Task prompt.
Produce the listing below again, exactly as shown.

A run of records
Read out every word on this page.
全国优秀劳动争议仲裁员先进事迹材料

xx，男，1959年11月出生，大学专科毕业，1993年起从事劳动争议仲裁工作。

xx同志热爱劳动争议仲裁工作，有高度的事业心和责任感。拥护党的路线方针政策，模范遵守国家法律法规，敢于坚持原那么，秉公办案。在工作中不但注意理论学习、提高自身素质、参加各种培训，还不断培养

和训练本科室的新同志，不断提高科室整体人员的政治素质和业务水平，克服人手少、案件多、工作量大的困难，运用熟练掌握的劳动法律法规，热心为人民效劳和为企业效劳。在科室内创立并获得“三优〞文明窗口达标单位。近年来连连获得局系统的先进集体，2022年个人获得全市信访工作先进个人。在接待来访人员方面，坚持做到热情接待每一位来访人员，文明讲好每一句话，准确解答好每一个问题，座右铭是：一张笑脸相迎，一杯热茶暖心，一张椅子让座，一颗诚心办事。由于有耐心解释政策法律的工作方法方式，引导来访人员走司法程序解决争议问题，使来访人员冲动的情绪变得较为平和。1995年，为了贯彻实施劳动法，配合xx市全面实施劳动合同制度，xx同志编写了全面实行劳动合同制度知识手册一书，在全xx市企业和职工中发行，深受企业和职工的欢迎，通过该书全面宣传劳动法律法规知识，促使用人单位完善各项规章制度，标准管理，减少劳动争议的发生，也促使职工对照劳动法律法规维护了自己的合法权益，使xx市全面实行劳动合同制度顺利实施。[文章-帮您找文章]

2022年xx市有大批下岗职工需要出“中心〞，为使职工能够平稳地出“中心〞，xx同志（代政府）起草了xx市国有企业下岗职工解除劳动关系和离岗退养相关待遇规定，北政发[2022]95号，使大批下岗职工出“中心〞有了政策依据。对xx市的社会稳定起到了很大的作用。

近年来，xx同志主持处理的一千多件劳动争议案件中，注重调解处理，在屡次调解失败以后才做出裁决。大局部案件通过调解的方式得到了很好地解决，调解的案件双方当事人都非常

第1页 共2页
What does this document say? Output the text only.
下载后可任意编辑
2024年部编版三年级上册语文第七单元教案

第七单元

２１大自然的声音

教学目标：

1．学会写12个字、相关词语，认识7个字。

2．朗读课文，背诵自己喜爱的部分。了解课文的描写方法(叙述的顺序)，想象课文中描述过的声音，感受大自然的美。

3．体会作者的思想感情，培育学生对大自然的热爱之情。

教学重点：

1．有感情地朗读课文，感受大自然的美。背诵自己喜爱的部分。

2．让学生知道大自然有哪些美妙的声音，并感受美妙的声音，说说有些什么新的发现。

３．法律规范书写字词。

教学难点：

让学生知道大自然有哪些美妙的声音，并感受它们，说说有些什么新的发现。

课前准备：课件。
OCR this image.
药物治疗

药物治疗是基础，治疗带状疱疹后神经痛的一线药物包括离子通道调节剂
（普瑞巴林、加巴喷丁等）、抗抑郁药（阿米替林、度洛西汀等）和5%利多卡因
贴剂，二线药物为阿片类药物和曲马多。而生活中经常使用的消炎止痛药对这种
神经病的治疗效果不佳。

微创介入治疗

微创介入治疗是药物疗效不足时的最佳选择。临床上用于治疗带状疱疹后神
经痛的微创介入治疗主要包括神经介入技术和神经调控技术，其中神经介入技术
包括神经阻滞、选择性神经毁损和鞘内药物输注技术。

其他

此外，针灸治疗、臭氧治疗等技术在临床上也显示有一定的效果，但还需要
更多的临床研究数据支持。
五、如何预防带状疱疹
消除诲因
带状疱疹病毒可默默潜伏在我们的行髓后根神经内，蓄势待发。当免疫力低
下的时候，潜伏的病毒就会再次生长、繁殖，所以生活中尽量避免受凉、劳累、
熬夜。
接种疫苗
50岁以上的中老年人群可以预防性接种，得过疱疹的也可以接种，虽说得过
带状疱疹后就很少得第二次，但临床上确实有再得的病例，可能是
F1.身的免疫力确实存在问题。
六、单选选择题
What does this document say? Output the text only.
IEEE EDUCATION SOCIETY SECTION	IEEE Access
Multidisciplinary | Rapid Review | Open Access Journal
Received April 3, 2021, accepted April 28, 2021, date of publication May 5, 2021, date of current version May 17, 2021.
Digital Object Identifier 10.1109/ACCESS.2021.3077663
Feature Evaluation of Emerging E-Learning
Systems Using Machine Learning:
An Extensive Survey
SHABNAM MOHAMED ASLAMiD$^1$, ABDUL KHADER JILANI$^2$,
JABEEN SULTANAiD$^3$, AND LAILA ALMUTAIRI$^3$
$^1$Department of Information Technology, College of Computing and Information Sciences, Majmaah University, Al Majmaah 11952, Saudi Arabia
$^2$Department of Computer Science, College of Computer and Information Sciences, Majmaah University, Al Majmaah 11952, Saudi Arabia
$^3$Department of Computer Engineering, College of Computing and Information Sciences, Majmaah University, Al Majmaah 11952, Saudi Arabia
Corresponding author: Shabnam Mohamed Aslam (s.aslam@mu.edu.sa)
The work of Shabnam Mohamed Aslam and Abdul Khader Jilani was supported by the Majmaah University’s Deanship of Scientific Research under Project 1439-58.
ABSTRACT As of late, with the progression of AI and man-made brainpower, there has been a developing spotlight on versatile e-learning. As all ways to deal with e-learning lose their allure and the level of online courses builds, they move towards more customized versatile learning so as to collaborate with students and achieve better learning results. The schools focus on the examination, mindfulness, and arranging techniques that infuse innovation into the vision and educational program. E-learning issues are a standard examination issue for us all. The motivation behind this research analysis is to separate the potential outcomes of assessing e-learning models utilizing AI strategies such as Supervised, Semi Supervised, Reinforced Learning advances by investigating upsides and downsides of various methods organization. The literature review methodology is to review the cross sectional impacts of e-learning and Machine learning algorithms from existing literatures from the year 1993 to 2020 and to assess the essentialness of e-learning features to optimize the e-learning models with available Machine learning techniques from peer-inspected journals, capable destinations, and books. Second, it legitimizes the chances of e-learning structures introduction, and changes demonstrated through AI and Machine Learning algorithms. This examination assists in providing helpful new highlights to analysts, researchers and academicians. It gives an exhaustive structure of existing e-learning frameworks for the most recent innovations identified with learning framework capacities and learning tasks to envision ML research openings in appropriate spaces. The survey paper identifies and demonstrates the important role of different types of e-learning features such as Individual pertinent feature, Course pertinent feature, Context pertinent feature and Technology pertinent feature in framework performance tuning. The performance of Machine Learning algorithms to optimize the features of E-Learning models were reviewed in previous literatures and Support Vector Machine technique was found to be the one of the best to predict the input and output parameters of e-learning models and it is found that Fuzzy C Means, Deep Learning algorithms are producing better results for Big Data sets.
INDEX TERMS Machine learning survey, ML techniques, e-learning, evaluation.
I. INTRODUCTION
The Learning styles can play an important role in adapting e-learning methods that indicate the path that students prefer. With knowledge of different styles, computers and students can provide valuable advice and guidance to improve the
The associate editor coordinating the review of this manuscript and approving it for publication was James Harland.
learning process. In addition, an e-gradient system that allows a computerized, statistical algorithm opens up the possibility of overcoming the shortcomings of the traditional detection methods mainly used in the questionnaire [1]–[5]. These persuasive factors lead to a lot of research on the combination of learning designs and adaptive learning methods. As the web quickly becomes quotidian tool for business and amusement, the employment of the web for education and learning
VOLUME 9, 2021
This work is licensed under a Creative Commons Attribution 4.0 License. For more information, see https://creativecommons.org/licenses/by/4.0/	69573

Response for this exercise.
Read out every word on this page.
全国优秀劳动争议仲裁员先进事迹材料

xx，男，1959年11月出生，大学专科毕业，1993年起从事劳动争议仲裁工作。

xx同志热爱劳动争议仲裁工作，有高度的事业心和责任感。拥护党的路线方针政策，模范遵守国家法律法规，敢于坚持原那么，秉公办案。在工作中不但注意理论学习、提高自身素质、参加各种培训，还不断培养

和训练本科室的新同志，不断提高科室整体人员的政治素质和业务水平，克服人手少、案件多、工作量大的困难，运用熟练掌握的劳动法律法规，热心为人民效劳和为企业效劳。在科室内创立并获得“三优〞文明窗口达标单位。近年来连连获得局系统的先进集体，2022年个人获得全市信访工作先进个人。在接待来访人员方面，坚持做到热情接待每一位来访人员，文明讲好每一句话，准确解答好每一个问题，座右铭是：一张笑脸相迎，一杯热茶暖心，一张椅子让座，一颗诚心办事。由于有耐心解释政策法律的工作方法方式，引导来访人员走司法程序解决争议问题，使来访人员冲动的情绪变得较为平和。1995年，为了贯彻实施劳动法，配合xx市全面实施劳动合同制度，xx同志编写了全面实行劳动合同制度知识手册一书，在全xx市企业和职工中发行，深受企业和职工的欢迎，通过该书全面宣传劳动法律法规知识，促使用人单位完善各项规章制度，标准管理，减少劳动争议的发生，也促使职工对照劳动法律法规维护了自己的合法权益，使xx市全面实行劳动合同制度顺利实施。[文章-帮您找文章]

2022年xx市有大批下岗职工需要出“中心〞，为使职工能够平稳地出“中心〞，xx同志（代政府）起草了xx市国有企业下岗职工解除劳动关系和离岗退养相关待遇规定，北政发[2022]95号，使大批下岗职工出“中心〞有了政策依据。对xx市的社会稳定起到了很大的作用。

近年来，xx同志主持处理的一千多件劳动争议案件中，注重调解处理，在屡次调解失败以后才做出裁决。大局部案件通过调解的方式得到了很好地解决，调解的案件双方当事人都非常

第1页 共2页
What does this document say? Output the text only.
下载后可任意编辑
2024年部编版三年级上册语文第七单元教案

第七单元

２１大自然的声音

教学目标：

1．学会写12个字、相关词语，认识7个字。

2．朗读课文，背诵自己喜爱的部分。了解课文的描写方法(叙述的顺序)，想象课文中描述过的声音，感受大自然的美。

3．体会作者的思想感情，培育学生对大自然的热爱之情。

教学重点：

1．有感情地朗读课文，感受大自然的美。背诵自己喜爱的部分。

2．让学生知道大自然有哪些美妙的声音，并感受美妙的声音，说说有些什么新的发现。

３．法律规范书写字词。

教学难点：

让学生知道大自然有哪些美妙的声音，并感受它们，说说有些什么新的发现。

课前准备：课件。
OCR this image.
药物治疗

药物治疗是基础，治疗带状疱疹后神经痛的一线药物包括离子通道调节剂
（普瑞巴林、加巴喷丁等）、抗抑郁药（阿米替林、度洛西汀等）和5%利多卡因
贴剂，二线药物为阿片类药物和曲马多。而生活中经常使用的消炎止痛药对这种
神经病的治疗效果不佳。

微创介入治疗

微创介入治疗是药物疗效不足时的最佳选择。临床上用于治疗带状疱疹后神
经痛的微创介入治疗主要包括神经介入技术和神经调控技术，其中神经介入技术
包括神经阻滞、选择性神经毁损和鞘内药物输注技术。

其他

此外，针灸治疗、臭氧治疗等技术在临床上也显示有一定的效果，但还需要
更多的临床研究数据支持。
五、如何预防带状疱疹
消除诲因
带状疱疹病毒可默默潜伏在我们的行髓后根神经内，蓄势待发。当免疫力低
下的时候，潜伏的病毒就会再次生长、繁殖，所以生活中尽量避免受凉、劳累、
熬夜。
接种疫苗
50岁以上的中老年人群可以预防性接种，得过疱疹的也可以接种，虽说得过
带状疱疹后就很少得第二次，但临床上确实有再得的病例，可能是
F1.身的免疫力确实存在问题。
六、单选选择题
What does this document say? Output the text only.
IEEE EDUCATION SOCIETY SECTION	IEEE Access
Multidisciplinary | Rapid Review | Open Access Journal
Received April 3, 2021, accepted April 28, 2021, date of publication May 5, 2021, date of current version May 17, 2021.
Digital Object Identifier 10.1109/ACCESS.2021.3077663
Feature Evaluation of Emerging E-Learning
Systems Using Machine Learning:
An Extensive Survey
SHABNAM MOHAMED ASLAMiD$^1$, ABDUL KHADER JILANI$^2$,
JABEEN SULTANAiD$^3$, AND LAILA ALMUTAIRI$^3$
$^1$Department of Information Technology, College of Computing and Information Sciences, Majmaah University, Al Majmaah 11952, Saudi Arabia
$^2$Department of Computer Science, College of Computer and Information Sciences, Majmaah University, Al Majmaah 11952, Saudi Arabia
$^3$Department of Computer Engineering, College of Computing and Information Sciences, Majmaah University, Al Majmaah 11952, Saudi Arabia
Corresponding author: Shabnam Mohamed Aslam (s.aslam@mu.edu.sa)
The work of Shabnam Mohamed Aslam and Abdul Khader Jilani was supported by the Majmaah University’s Deanship of Scientific Research under Project 1439-58.
ABSTRACT As of late, with the progression of AI and man-made brainpower, there has been a developing spotlight on versatile e-learning. As all ways to deal with e-learning lose their allure and the level of online courses builds, they move towards more customized versatile learning so as to collaborate with students and achieve better learning results. The schools focus on the examination, mindfulness, and arranging techniques that infuse innovation into the vision and educational program. E-learning issues are a standard examination issue for us all. The motivation behind this research analysis is to separate the potential outcomes of assessing e-learning models utilizing AI strategies such as Supervised, Semi Supervised, Reinforced Learning advances by investigating upsides and downsides of various methods organization. The literature review methodology is to review the cross sectional impacts of e-learning and Machine learning algorithms from existing literatures from the year 1993 to 2020 and to assess the essentialness of e-learning features to optimize the e-learning models with available Machine learning techniques from peer-inspected journals, capable destinations, and books. Second, it legitimizes the chances of e-learning structures introduction, and changes demonstrated through AI and Machine Learning algorithms. This examination assists in providing helpful new highlights to analysts, researchers and academicians. It gives an exhaustive structure of existing e-learning frameworks for the most recent innovations identified with learning framework capacities and learning tasks to envision ML research openings in appropriate spaces. The survey paper identifies and demonstrates the important role of different types of e-learning features such as Individual pertinent feature, Course pertinent feature, Context pertinent feature and Technology pertinent feature in framework performance tuning. The performance of Machine Learning algorithms to optimize the features of E-Learning models were reviewed in previous literatures and Support Vector Machine technique was found to be the one of the best to predict the input and output parameters of e-learning models and it is found that Fuzzy C Means, Deep Learning algorithms are producing better results for Big Data sets.
INDEX TERMS Machine learning survey, ML techniques, e-learning, evaluation.
I. INTRODUCTION
The Learning styles can play an important role in adapting e-learning methods that indicate the path that students prefer. With knowledge of different styles, computers and students can provide valuable advice and guidance to improve the
The associate editor coordinating the review of this manuscript and approving it for publication was James Harland.
learning process. In addition, an e-gradient system that allows a computerized, statistical algorithm opens up the possibility of overcoming the shortcomings of the traditional detection methods mainly used in the questionnaire [1]–[5]. These persuasive factors lead to a lot of research on the combination of learning designs and adaptive learning methods. As the web quickly becomes quotidian tool for business and amusement, the employment of the web for education and learning
VOLUME 9, 2021
This work is licensed under a Creative Commons Attribution 4.0 License. For more information, see https://creativecommons.org/licenses/by/4.0/	69573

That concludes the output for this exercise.